◆ **Задание 1**:
Дословно повторите строки записей, начиная со строки, содержащей «category-label: Saudi Arabia», и заканчивая строкой, содержащей «category-label: Lebanon (109, 313, 209, 340)», включительно.

◆ **Фрагмент текста**:
/---
Пощупав мой пульс, он сказал:

- Вам бы в кроватку, под две перины. И много аспироля. А вы все о прошлом. Надо забыть прошлое, надо забыть...

Сообщения, которые появляются в газетах вот уже двадцать восемь лет то о Бормане, то о кровавом палаче Освенцима докторе Менгеле, то о шефе гестапо Генрихе Мюллере, то об оберштурмбаннфюрере СС Рауффе, который до сих пор живет в Чили, грешат сенсационностью и определенного рода неточностями. Я не лротив сенсаций, я лишь за ту сенсацию, которая в подоплеке своей имеет истину, а истина - это поиск. Подчас, играя на горьком человеческом интересе к судьбе изуверов, определявших варварство государственной и партийной машины Германии, наживают моральный капитал те люди, которыми движет либо честолюбие, либо желание как следует заработать. Все те материалы, которые связаны с гитлеровскими военными преступниками, скрывшимися от возмездия, должны быть просеяны, с моей точки зрения, сквозь двойное и тройное сито фактов.

Мой спутник говорил:

- По-моему, шумиха о том, что в Латинской Америке скрывается огромное количество военных преступников, - дань обывательскому интересу. Уверяю вас, даже те люди, которые действительно были связаны в какой-то мере с Гитлером, по существу, лишь выполняли свой долг перед нацией. Сейчас они, как говорится, вышли в тираж. Они не представляют ни опасности для будущего, ни интереса для настоящего.
\---
◆ **Материал упражнения**:
/---
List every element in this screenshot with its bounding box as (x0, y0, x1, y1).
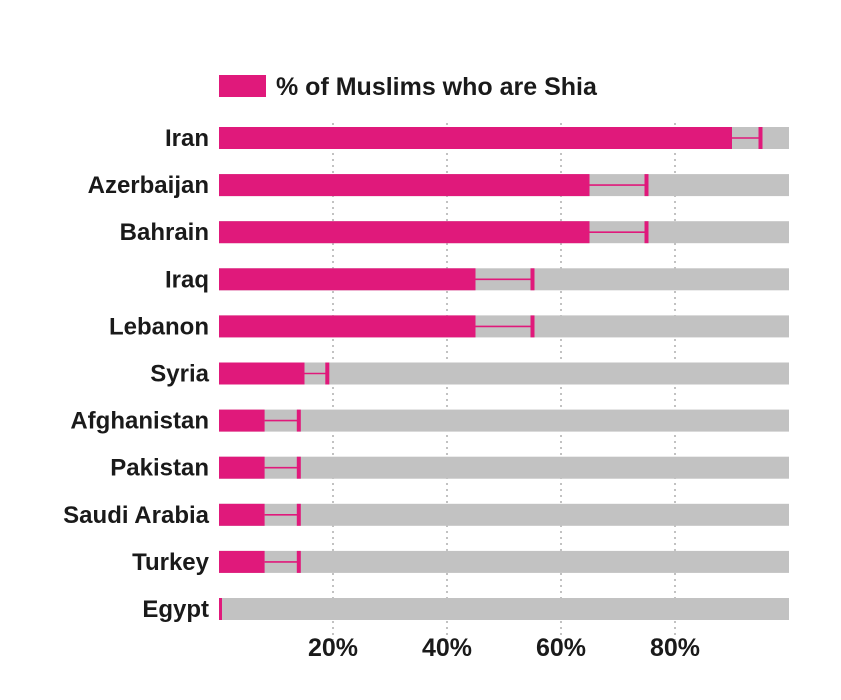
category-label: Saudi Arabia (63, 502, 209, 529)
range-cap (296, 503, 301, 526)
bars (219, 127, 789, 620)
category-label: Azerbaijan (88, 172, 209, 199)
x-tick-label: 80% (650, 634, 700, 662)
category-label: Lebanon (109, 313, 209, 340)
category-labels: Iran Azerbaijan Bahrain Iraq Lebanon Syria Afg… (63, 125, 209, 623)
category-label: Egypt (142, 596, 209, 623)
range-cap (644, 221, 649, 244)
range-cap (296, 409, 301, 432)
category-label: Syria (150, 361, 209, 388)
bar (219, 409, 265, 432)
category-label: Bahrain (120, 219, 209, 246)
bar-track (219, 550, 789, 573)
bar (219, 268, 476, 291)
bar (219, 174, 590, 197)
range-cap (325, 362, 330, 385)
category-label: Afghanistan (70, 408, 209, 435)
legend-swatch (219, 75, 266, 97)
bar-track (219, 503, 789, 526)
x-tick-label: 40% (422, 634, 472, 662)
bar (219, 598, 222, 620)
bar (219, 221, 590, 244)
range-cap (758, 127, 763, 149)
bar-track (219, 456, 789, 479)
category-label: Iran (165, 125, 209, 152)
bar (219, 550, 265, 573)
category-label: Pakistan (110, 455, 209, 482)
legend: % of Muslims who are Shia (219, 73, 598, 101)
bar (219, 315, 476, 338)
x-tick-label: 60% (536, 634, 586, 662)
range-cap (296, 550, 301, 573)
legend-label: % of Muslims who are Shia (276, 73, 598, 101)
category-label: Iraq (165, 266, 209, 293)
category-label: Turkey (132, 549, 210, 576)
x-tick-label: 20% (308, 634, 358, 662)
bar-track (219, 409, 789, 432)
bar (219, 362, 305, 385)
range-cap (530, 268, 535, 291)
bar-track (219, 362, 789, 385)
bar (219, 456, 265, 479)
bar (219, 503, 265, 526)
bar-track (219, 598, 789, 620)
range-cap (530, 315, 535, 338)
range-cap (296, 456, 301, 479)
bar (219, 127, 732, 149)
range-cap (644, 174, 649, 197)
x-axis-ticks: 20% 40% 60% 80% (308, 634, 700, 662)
\---
/---
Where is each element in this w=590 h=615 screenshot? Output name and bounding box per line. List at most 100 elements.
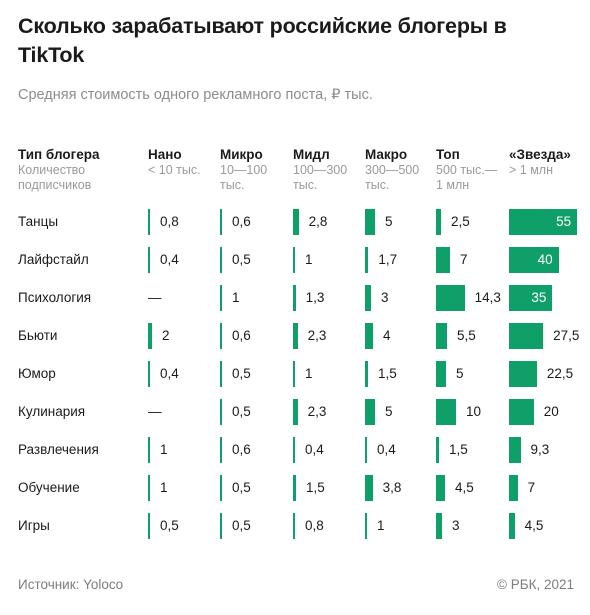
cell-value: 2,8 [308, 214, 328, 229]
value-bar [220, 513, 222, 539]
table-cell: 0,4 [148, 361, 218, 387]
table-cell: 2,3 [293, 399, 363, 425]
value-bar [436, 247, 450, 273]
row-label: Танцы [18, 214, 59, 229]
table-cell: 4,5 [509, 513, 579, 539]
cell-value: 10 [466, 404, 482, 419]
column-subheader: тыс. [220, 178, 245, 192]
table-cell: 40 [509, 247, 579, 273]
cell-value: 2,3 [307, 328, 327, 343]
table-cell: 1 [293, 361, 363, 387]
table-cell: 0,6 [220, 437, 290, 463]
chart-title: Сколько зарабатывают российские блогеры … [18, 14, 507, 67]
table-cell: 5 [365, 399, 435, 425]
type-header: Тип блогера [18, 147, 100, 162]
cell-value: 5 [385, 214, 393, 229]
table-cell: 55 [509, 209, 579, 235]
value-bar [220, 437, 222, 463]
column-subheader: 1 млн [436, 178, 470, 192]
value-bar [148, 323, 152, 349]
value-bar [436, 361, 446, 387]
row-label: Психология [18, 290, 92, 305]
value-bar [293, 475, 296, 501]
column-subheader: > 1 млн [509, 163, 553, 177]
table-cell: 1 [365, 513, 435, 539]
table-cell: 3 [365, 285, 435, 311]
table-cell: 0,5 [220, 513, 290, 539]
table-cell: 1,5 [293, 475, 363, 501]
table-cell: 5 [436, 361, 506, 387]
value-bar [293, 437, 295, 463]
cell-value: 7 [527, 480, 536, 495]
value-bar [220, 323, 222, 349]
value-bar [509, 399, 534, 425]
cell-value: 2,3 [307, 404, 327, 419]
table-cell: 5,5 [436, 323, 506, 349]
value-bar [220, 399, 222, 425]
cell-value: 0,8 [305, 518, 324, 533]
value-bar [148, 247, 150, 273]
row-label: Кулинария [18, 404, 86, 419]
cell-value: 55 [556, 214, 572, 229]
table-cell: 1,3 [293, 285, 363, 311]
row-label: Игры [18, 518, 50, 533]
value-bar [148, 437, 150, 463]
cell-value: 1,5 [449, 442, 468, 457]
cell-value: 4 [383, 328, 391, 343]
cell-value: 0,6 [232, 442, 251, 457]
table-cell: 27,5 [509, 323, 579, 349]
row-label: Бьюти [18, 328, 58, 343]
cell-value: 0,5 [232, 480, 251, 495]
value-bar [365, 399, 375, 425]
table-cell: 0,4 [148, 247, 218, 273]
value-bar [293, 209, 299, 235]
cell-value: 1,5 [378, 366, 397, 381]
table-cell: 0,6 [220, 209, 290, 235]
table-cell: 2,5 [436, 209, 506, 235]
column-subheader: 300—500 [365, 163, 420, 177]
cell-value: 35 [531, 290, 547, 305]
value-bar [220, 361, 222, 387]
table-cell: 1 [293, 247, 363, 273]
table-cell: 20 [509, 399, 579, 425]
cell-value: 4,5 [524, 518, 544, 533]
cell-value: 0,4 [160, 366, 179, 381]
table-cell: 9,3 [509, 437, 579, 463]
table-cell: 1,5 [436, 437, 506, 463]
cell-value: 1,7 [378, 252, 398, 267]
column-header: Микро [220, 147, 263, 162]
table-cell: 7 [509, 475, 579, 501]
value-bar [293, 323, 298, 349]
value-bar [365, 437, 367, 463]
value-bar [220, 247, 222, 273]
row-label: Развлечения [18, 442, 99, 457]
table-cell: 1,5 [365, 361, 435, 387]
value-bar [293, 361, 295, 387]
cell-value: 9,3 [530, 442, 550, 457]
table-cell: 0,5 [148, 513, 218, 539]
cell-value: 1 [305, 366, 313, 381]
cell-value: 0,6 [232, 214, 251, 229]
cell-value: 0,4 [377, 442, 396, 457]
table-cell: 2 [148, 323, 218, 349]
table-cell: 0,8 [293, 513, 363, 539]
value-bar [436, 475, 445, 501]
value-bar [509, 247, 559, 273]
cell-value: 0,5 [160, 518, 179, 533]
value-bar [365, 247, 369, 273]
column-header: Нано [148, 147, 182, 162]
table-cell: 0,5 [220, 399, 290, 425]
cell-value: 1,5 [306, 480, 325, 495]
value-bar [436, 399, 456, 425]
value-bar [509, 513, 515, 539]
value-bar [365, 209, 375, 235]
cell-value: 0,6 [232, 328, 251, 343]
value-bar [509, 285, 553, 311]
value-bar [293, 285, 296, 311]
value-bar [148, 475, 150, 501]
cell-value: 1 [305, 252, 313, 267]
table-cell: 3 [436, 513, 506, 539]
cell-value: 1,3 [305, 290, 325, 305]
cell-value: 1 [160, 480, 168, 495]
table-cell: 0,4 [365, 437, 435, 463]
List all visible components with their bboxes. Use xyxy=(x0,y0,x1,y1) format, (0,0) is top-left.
\---
◆ **Задание 2**:
Где, согласно фрагменту текста, до сих пор живет оберштурмбаннфюрер СС Рауфф?

◆ **Ответ 1**:
category-label: Saudi Arabia (63, 502, 209, 529)
range-cap (296, 503, 301, 526)
bars (219, 127, 789, 620)
category-label: Azerbaijan (88, 172, 209, 199)
x-tick-label: 80% (650, 634, 700, 662)
category-label: Lebanon (109, 313, 209, 340)

◆ **Ответ 2**:
В Чили.